═════ SUPPLIED RECORDS ═════

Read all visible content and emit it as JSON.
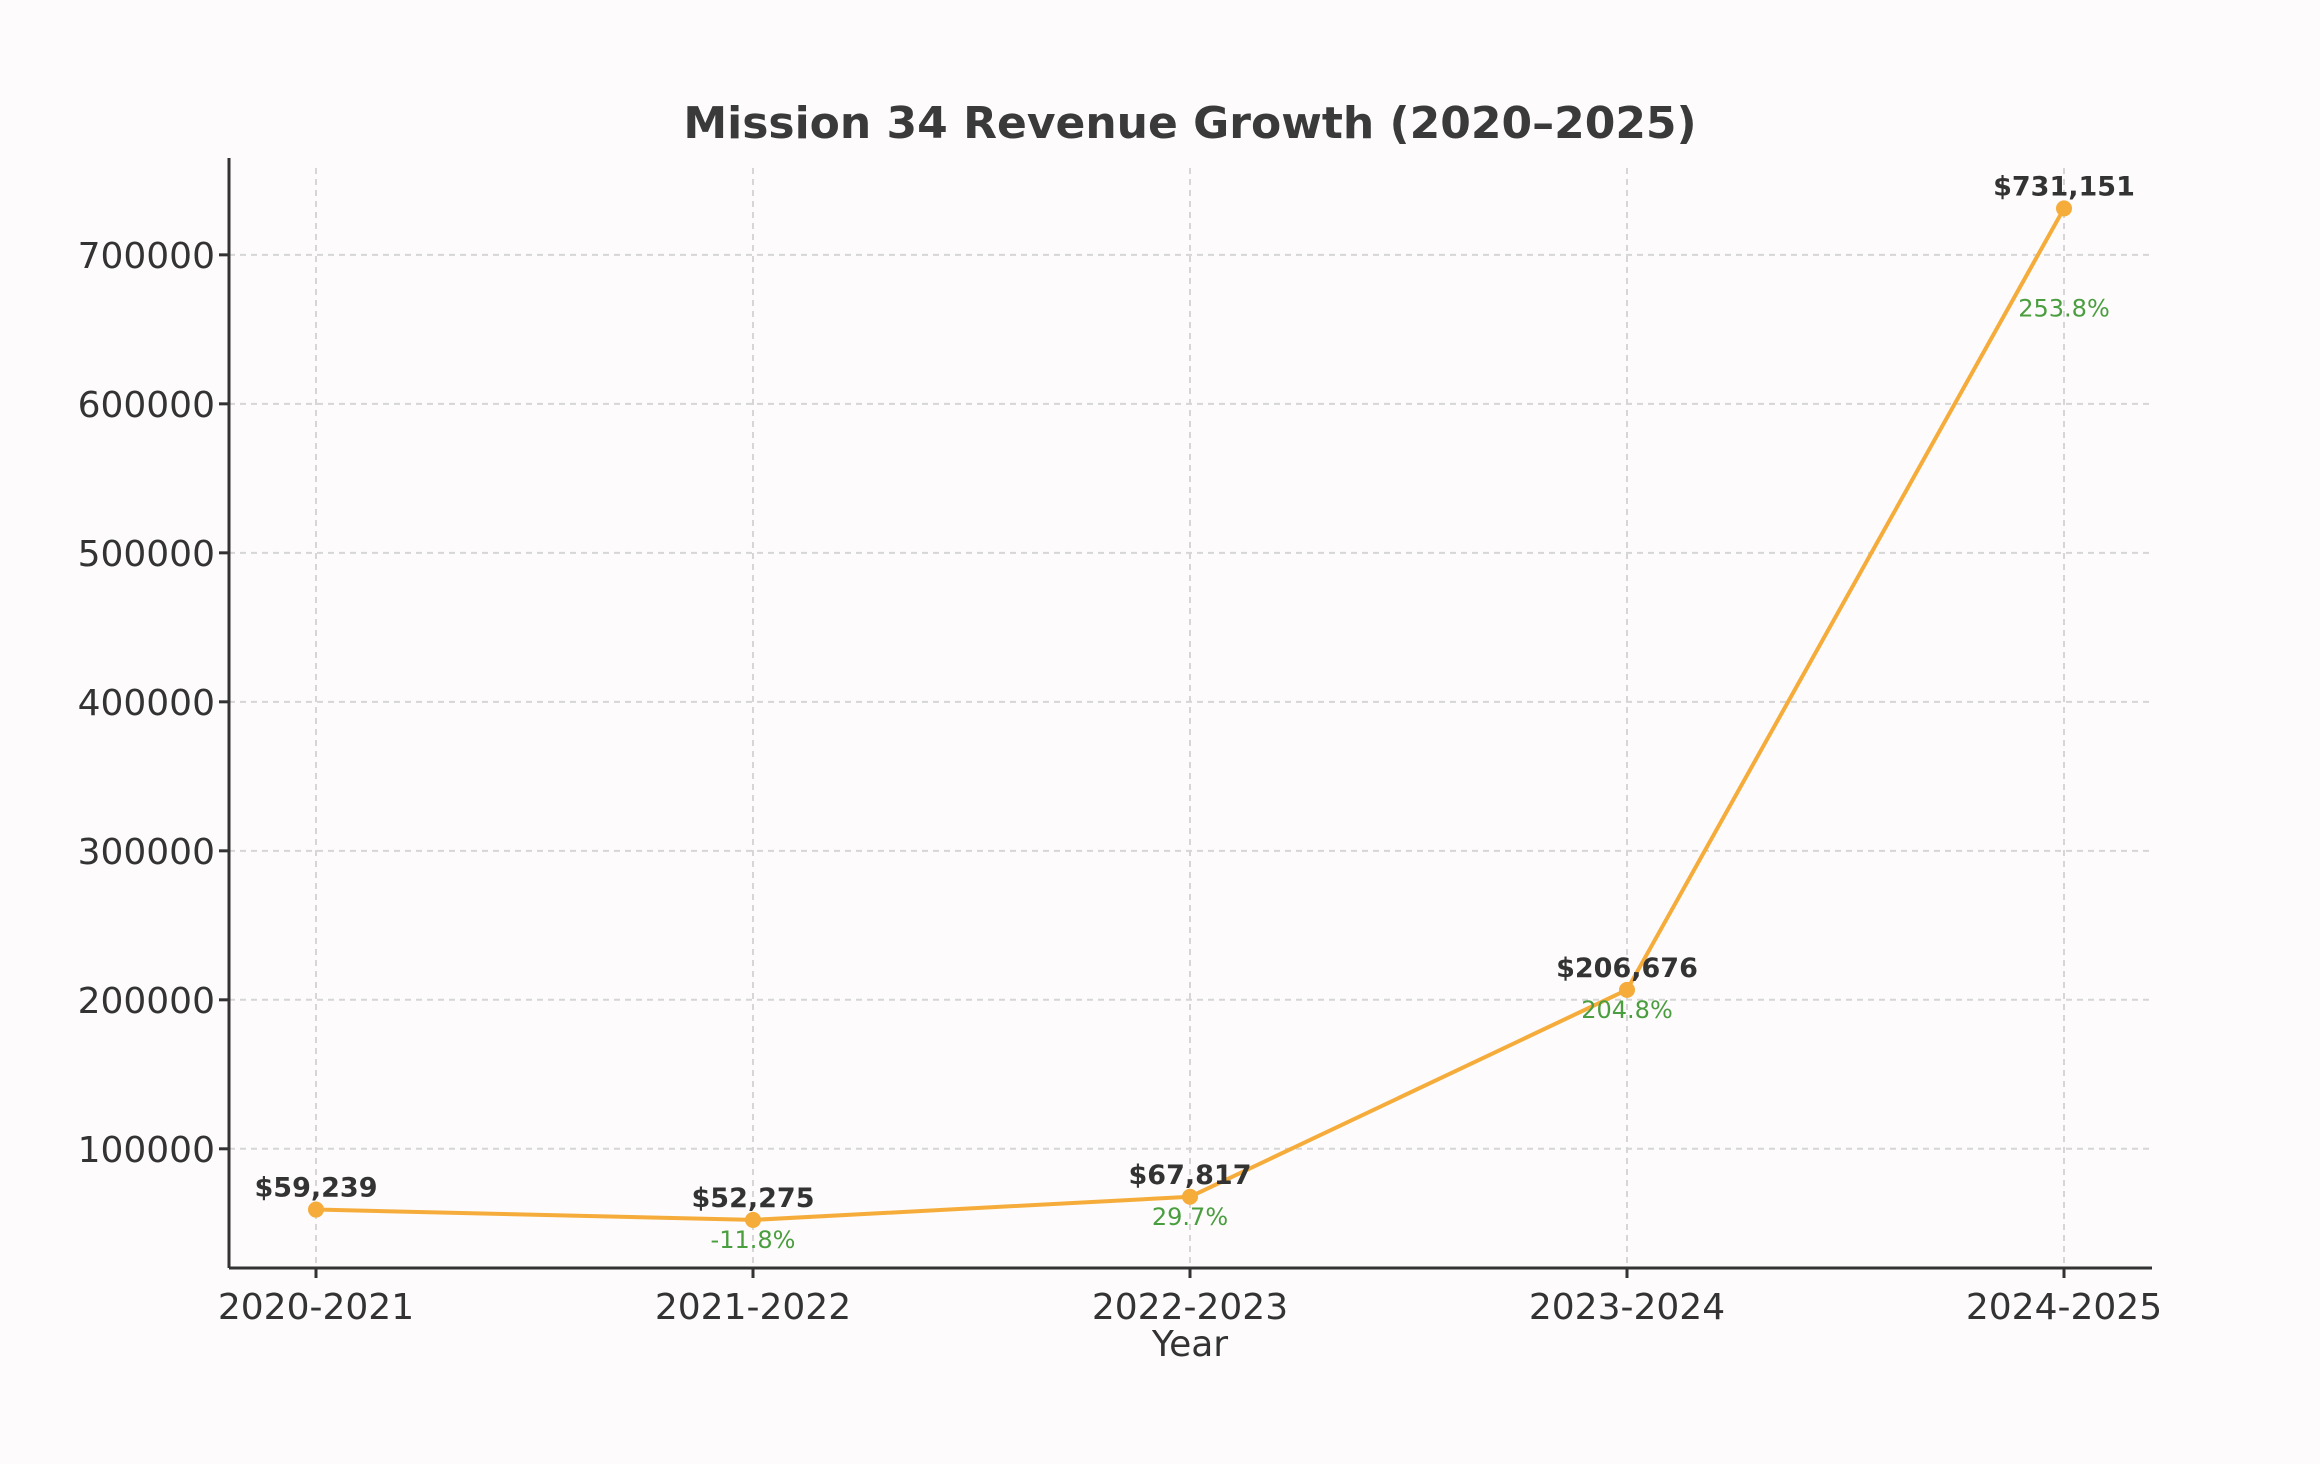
{
  "chart_data": {
    "type": "line",
    "title": "Mission 34 Revenue Growth (2020–2025)",
    "xlabel": "Year",
    "ylabel": "",
    "categories": [
      "2020-2021",
      "2021-2022",
      "2022-2023",
      "2023-2024",
      "2024-2025"
    ],
    "series": [
      {
        "values": [
          59239,
          52275,
          67817,
          206676,
          731151
        ],
        "value_labels": [
          "$59,239",
          "$52,275",
          "$67,817",
          "$206,676",
          "$731,151"
        ],
        "growth_labels": [
          "",
          "-11.8%",
          "29.7%",
          "204.8%",
          "253.8%"
        ],
        "color": "#f5ac3a"
      }
    ],
    "growth_color": "#4a9e3f",
    "ylim": [
      20000,
      765000
    ],
    "yticks": [
      100000,
      200000,
      300000,
      400000,
      500000,
      600000,
      700000
    ],
    "ytick_labels": [
      "100000",
      "200000",
      "300000",
      "400000",
      "500000",
      "600000",
      "700000"
    ],
    "grid": true,
    "legend": "none"
  }
}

═════

:: WHAT YOU SHOULD DO ::
Repeat the material above in full and exactly, apart from the pictures.

:: FULL OUTPUT ::
Read all visible content and emit it as JSON.
{
  "chart_data": {
    "type": "line",
    "title": "Mission 34 Revenue Growth (2020–2025)",
    "xlabel": "Year",
    "ylabel": "",
    "categories": [
      "2020-2021",
      "2021-2022",
      "2022-2023",
      "2023-2024",
      "2024-2025"
    ],
    "series": [
      {
        "values": [
          59239,
          52275,
          67817,
          206676,
          731151
        ],
        "value_labels": [
          "$59,239",
          "$52,275",
          "$67,817",
          "$206,676",
          "$731,151"
        ],
        "growth_labels": [
          "",
          "-11.8%",
          "29.7%",
          "204.8%",
          "253.8%"
        ],
        "color": "#f5ac3a"
      }
    ],
    "growth_color": "#4a9e3f",
    "ylim": [
      20000,
      765000
    ],
    "yticks": [
      100000,
      200000,
      300000,
      400000,
      500000,
      600000,
      700000
    ],
    "ytick_labels": [
      "100000",
      "200000",
      "300000",
      "400000",
      "500000",
      "600000",
      "700000"
    ],
    "grid": true,
    "legend": "none"
  }
}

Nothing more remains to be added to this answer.